**The task**
The entries below should be given again exactly, minus their pictures.

**Recorded data**
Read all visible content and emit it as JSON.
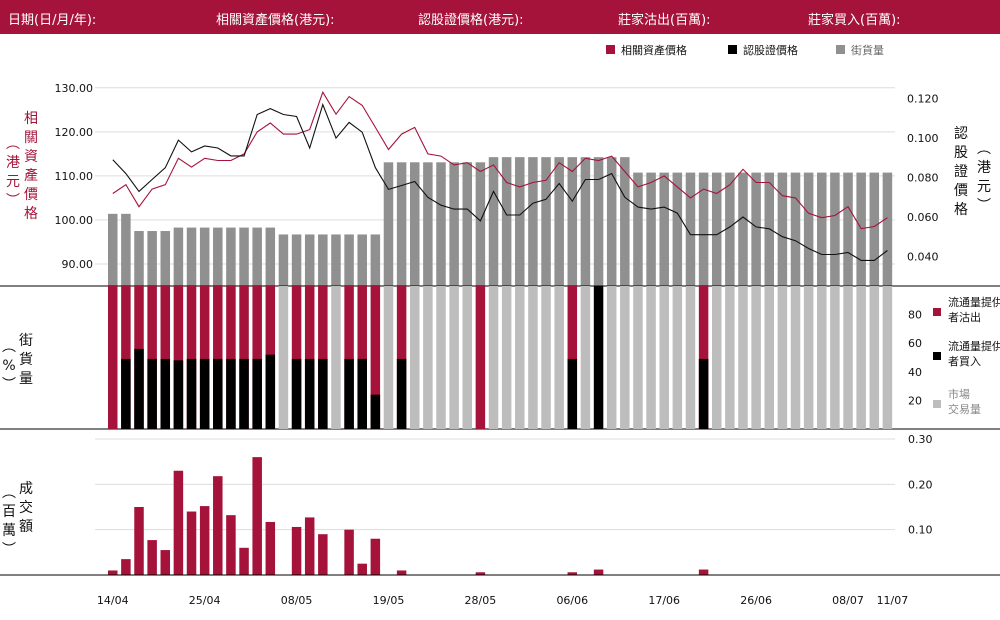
{
  "header": {
    "date_label": "日期(日/月/年):",
    "underlying_label": "相關資產價格(港元):",
    "warrant_label": "認股證價格(港元):",
    "mm_sell_label": "莊家沽出(百萬):",
    "mm_buy_label": "莊家買入(百萬):"
  },
  "colors": {
    "brand": "#a5133a",
    "underlying": "#a5133a",
    "warrant": "#111111",
    "street": "#909090",
    "mm_sell": "#a5133a",
    "mm_buy": "#000000",
    "market": "#bdbdbd"
  },
  "y_titles": {
    "left_top": "相關資產價格",
    "left_top_unit": "(港元)",
    "right_top": "認股證價格",
    "right_top_unit": "(港元)",
    "left_mid": "街貨量",
    "left_mid_unit": "(%)",
    "left_bottom": "成交額",
    "left_bottom_unit": "(百萬)"
  },
  "chart_data": {
    "type": "combo",
    "legend_top": [
      "相關資產價格",
      "認股證價格",
      "街貨量"
    ],
    "legend_mid": [
      "流通量提供者沽出",
      "流通量提供者買入",
      "市場交易量"
    ],
    "x_tick_labels": [
      "14/04",
      "25/04",
      "08/05",
      "19/05",
      "28/05",
      "06/06",
      "17/06",
      "26/06",
      "08/07",
      "11/07"
    ],
    "x_tick_index": [
      0,
      7,
      14,
      21,
      28,
      35,
      42,
      49,
      56,
      59
    ],
    "y_left_ticks": [
      "130.00",
      "120.00",
      "110.00",
      "100.00",
      "90.00"
    ],
    "y_left_range": [
      85,
      132
    ],
    "y_right_ticks": [
      "0.120",
      "0.100",
      "0.080",
      "0.060",
      "0.040"
    ],
    "y_right_range": [
      0.025,
      0.13
    ],
    "y_mid_ticks": [
      "80",
      "60",
      "40",
      "20"
    ],
    "y_mid_range": [
      0,
      100
    ],
    "y_bottom_ticks": [
      "0.30",
      "0.20",
      "0.10"
    ],
    "y_bottom_range": [
      0,
      0.3
    ],
    "underlying_price": [
      106,
      108,
      103,
      107,
      108,
      114,
      112,
      114,
      113.5,
      113.5,
      115,
      120,
      122,
      119.5,
      119.5,
      120.5,
      129,
      124,
      128,
      126,
      121,
      116,
      119.5,
      121,
      115,
      114.5,
      112.5,
      113,
      111,
      112.5,
      108.5,
      107.5,
      108.5,
      109,
      113,
      111,
      114,
      113.5,
      114.5,
      111,
      107.5,
      108.5,
      110,
      107.5,
      105,
      107,
      106,
      108,
      111.5,
      108.5,
      108.5,
      105.5,
      105,
      101.5,
      100.5,
      101,
      103,
      98,
      98.5,
      100.5
    ],
    "warrant_price": [
      0.089,
      0.082,
      0.073,
      0.079,
      0.085,
      0.099,
      0.093,
      0.096,
      0.095,
      0.091,
      0.091,
      0.112,
      0.115,
      0.112,
      0.111,
      0.095,
      0.117,
      0.1,
      0.108,
      0.103,
      0.085,
      0.074,
      0.076,
      0.078,
      0.07,
      0.066,
      0.064,
      0.064,
      0.058,
      0.073,
      0.061,
      0.061,
      0.067,
      0.069,
      0.077,
      0.068,
      0.079,
      0.079,
      0.082,
      0.07,
      0.065,
      0.064,
      0.065,
      0.062,
      0.051,
      0.051,
      0.051,
      0.055,
      0.06,
      0.055,
      0.054,
      0.05,
      0.048,
      0.044,
      0.041,
      0.041,
      0.042,
      0.038,
      0.038,
      0.043
    ],
    "street_volume_pct": [
      42,
      42,
      32,
      32,
      32,
      34,
      34,
      34,
      34,
      34,
      34,
      34,
      34,
      30,
      30,
      30,
      30,
      30,
      30,
      30,
      30,
      72,
      72,
      72,
      72,
      72,
      72,
      72,
      72,
      75,
      75,
      75,
      75,
      75,
      75,
      75,
      75,
      75,
      75,
      75,
      66,
      66,
      66,
      66,
      66,
      66,
      66,
      66,
      66,
      66,
      66,
      66,
      66,
      66,
      66,
      66,
      66,
      66,
      66,
      66
    ],
    "mm_sell_pct": [
      100,
      100,
      100,
      100,
      100,
      100,
      100,
      100,
      100,
      100,
      100,
      100,
      100,
      0,
      100,
      100,
      100,
      0,
      100,
      100,
      100,
      0,
      100,
      0,
      0,
      0,
      0,
      0,
      100,
      0,
      0,
      0,
      0,
      0,
      0,
      100,
      0,
      0,
      0,
      0,
      0,
      0,
      0,
      0,
      0,
      100,
      0,
      0,
      0,
      0,
      0,
      0,
      0,
      0,
      0,
      0,
      0,
      0,
      0,
      0
    ],
    "mm_buy_pct": [
      0,
      49,
      56,
      49,
      49,
      48,
      49,
      49,
      49,
      49,
      49,
      49,
      52,
      0,
      49,
      49,
      49,
      0,
      49,
      49,
      24,
      0,
      49,
      0,
      0,
      0,
      0,
      0,
      0,
      0,
      0,
      0,
      0,
      0,
      0,
      49,
      0,
      100,
      0,
      0,
      0,
      0,
      0,
      0,
      0,
      49,
      0,
      0,
      0,
      0,
      0,
      0,
      0,
      0,
      0,
      0,
      0,
      0,
      0,
      0
    ],
    "market_volume_pct": [
      0,
      0,
      0,
      0,
      0,
      0,
      0,
      0,
      0,
      0,
      0,
      0,
      0,
      100,
      0,
      0,
      0,
      100,
      0,
      0,
      0,
      100,
      0,
      100,
      100,
      100,
      100,
      100,
      0,
      100,
      100,
      100,
      100,
      100,
      100,
      0,
      100,
      0,
      100,
      100,
      100,
      100,
      100,
      100,
      100,
      0,
      100,
      100,
      100,
      100,
      100,
      100,
      100,
      100,
      100,
      100,
      100,
      100,
      100,
      100
    ],
    "turnover": [
      0.01,
      0.035,
      0.15,
      0.077,
      0.055,
      0.23,
      0.14,
      0.152,
      0.218,
      0.132,
      0.06,
      0.26,
      0.117,
      0,
      0.106,
      0.127,
      0.09,
      0,
      0.1,
      0.025,
      0.08,
      0,
      0.01,
      0,
      0,
      0,
      0,
      0,
      0.006,
      0,
      0,
      0,
      0,
      0,
      0,
      0.006,
      0,
      0.012,
      0,
      0,
      0,
      0,
      0,
      0,
      0,
      0.012,
      0,
      0,
      0,
      0,
      0,
      0,
      0,
      0,
      0,
      0,
      0,
      0,
      0,
      0
    ]
  }
}
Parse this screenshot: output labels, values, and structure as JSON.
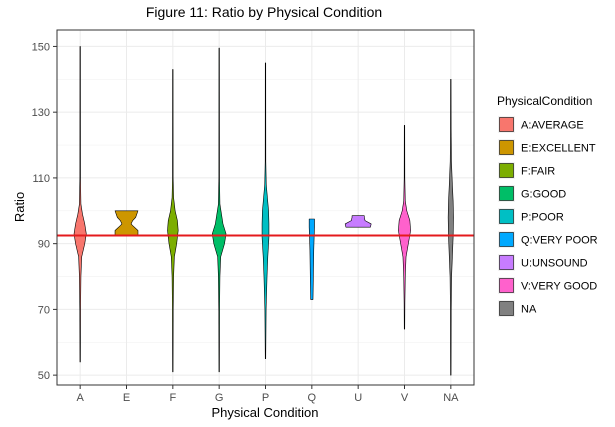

**Exercise output**
Read all visible content and emit it as JSON.
{
  "header": {
    "date_label": "日期(日/月/年):",
    "underlying_label": "相關資產價格(港元):",
    "warrant_label": "認股證價格(港元):",
    "mm_sell_label": "莊家沽出(百萬):",
    "mm_buy_label": "莊家買入(百萬):"
  },
  "colors": {
    "brand": "#a5133a",
    "underlying": "#a5133a",
    "warrant": "#111111",
    "street": "#909090",
    "mm_sell": "#a5133a",
    "mm_buy": "#000000",
    "market": "#bdbdbd"
  },
  "y_titles": {
    "left_top": "相關資產價格",
    "left_top_unit": "(港元)",
    "right_top": "認股證價格",
    "right_top_unit": "(港元)",
    "left_mid": "街貨量",
    "left_mid_unit": "(%)",
    "left_bottom": "成交額",
    "left_bottom_unit": "(百萬)"
  },
  "chart_data": {
    "type": "combo",
    "legend_top": [
      "相關資產價格",
      "認股證價格",
      "街貨量"
    ],
    "legend_mid": [
      "流通量提供者沽出",
      "流通量提供者買入",
      "市場交易量"
    ],
    "x_tick_labels": [
      "14/04",
      "25/04",
      "08/05",
      "19/05",
      "28/05",
      "06/06",
      "17/06",
      "26/06",
      "08/07",
      "11/07"
    ],
    "x_tick_index": [
      0,
      7,
      14,
      21,
      28,
      35,
      42,
      49,
      56,
      59
    ],
    "y_left_ticks": [
      "130.00",
      "120.00",
      "110.00",
      "100.00",
      "90.00"
    ],
    "y_left_range": [
      85,
      132
    ],
    "y_right_ticks": [
      "0.120",
      "0.100",
      "0.080",
      "0.060",
      "0.040"
    ],
    "y_right_range": [
      0.025,
      0.13
    ],
    "y_mid_ticks": [
      "80",
      "60",
      "40",
      "20"
    ],
    "y_mid_range": [
      0,
      100
    ],
    "y_bottom_ticks": [
      "0.30",
      "0.20",
      "0.10"
    ],
    "y_bottom_range": [
      0,
      0.3
    ],
    "underlying_price": [
      106,
      108,
      103,
      107,
      108,
      114,
      112,
      114,
      113.5,
      113.5,
      115,
      120,
      122,
      119.5,
      119.5,
      120.5,
      129,
      124,
      128,
      126,
      121,
      116,
      119.5,
      121,
      115,
      114.5,
      112.5,
      113,
      111,
      112.5,
      108.5,
      107.5,
      108.5,
      109,
      113,
      111,
      114,
      113.5,
      114.5,
      111,
      107.5,
      108.5,
      110,
      107.5,
      105,
      107,
      106,
      108,
      111.5,
      108.5,
      108.5,
      105.5,
      105,
      101.5,
      100.5,
      101,
      103,
      98,
      98.5,
      100.5
    ],
    "warrant_price": [
      0.089,
      0.082,
      0.073,
      0.079,
      0.085,
      0.099,
      0.093,
      0.096,
      0.095,
      0.091,
      0.091,
      0.112,
      0.115,
      0.112,
      0.111,
      0.095,
      0.117,
      0.1,
      0.108,
      0.103,
      0.085,
      0.074,
      0.076,
      0.078,
      0.07,
      0.066,
      0.064,
      0.064,
      0.058,
      0.073,
      0.061,
      0.061,
      0.067,
      0.069,
      0.077,
      0.068,
      0.079,
      0.079,
      0.082,
      0.07,
      0.065,
      0.064,
      0.065,
      0.062,
      0.051,
      0.051,
      0.051,
      0.055,
      0.06,
      0.055,
      0.054,
      0.05,
      0.048,
      0.044,
      0.041,
      0.041,
      0.042,
      0.038,
      0.038,
      0.043
    ],
    "street_volume_pct": [
      42,
      42,
      32,
      32,
      32,
      34,
      34,
      34,
      34,
      34,
      34,
      34,
      34,
      30,
      30,
      30,
      30,
      30,
      30,
      30,
      30,
      72,
      72,
      72,
      72,
      72,
      72,
      72,
      72,
      75,
      75,
      75,
      75,
      75,
      75,
      75,
      75,
      75,
      75,
      75,
      66,
      66,
      66,
      66,
      66,
      66,
      66,
      66,
      66,
      66,
      66,
      66,
      66,
      66,
      66,
      66,
      66,
      66,
      66,
      66
    ],
    "mm_sell_pct": [
      100,
      100,
      100,
      100,
      100,
      100,
      100,
      100,
      100,
      100,
      100,
      100,
      100,
      0,
      100,
      100,
      100,
      0,
      100,
      100,
      100,
      0,
      100,
      0,
      0,
      0,
      0,
      0,
      100,
      0,
      0,
      0,
      0,
      0,
      0,
      100,
      0,
      0,
      0,
      0,
      0,
      0,
      0,
      0,
      0,
      100,
      0,
      0,
      0,
      0,
      0,
      0,
      0,
      0,
      0,
      0,
      0,
      0,
      0,
      0
    ],
    "mm_buy_pct": [
      0,
      49,
      56,
      49,
      49,
      48,
      49,
      49,
      49,
      49,
      49,
      49,
      52,
      0,
      49,
      49,
      49,
      0,
      49,
      49,
      24,
      0,
      49,
      0,
      0,
      0,
      0,
      0,
      0,
      0,
      0,
      0,
      0,
      0,
      0,
      49,
      0,
      100,
      0,
      0,
      0,
      0,
      0,
      0,
      0,
      49,
      0,
      0,
      0,
      0,
      0,
      0,
      0,
      0,
      0,
      0,
      0,
      0,
      0,
      0
    ],
    "market_volume_pct": [
      0,
      0,
      0,
      0,
      0,
      0,
      0,
      0,
      0,
      0,
      0,
      0,
      0,
      100,
      0,
      0,
      0,
      100,
      0,
      0,
      0,
      100,
      0,
      100,
      100,
      100,
      100,
      100,
      0,
      100,
      100,
      100,
      100,
      100,
      100,
      0,
      100,
      0,
      100,
      100,
      100,
      100,
      100,
      100,
      100,
      0,
      100,
      100,
      100,
      100,
      100,
      100,
      100,
      100,
      100,
      100,
      100,
      100,
      100,
      100
    ],
    "turnover": [
      0.01,
      0.035,
      0.15,
      0.077,
      0.055,
      0.23,
      0.14,
      0.152,
      0.218,
      0.132,
      0.06,
      0.26,
      0.117,
      0,
      0.106,
      0.127,
      0.09,
      0,
      0.1,
      0.025,
      0.08,
      0,
      0.01,
      0,
      0,
      0,
      0,
      0,
      0.006,
      0,
      0,
      0,
      0,
      0,
      0,
      0.006,
      0,
      0.012,
      0,
      0,
      0,
      0,
      0,
      0,
      0,
      0.012,
      0,
      0,
      0,
      0,
      0,
      0,
      0,
      0,
      0,
      0,
      0,
      0,
      0,
      0
    ]
  }
}
Parse this screenshot: output labels, values, and structure as JSON.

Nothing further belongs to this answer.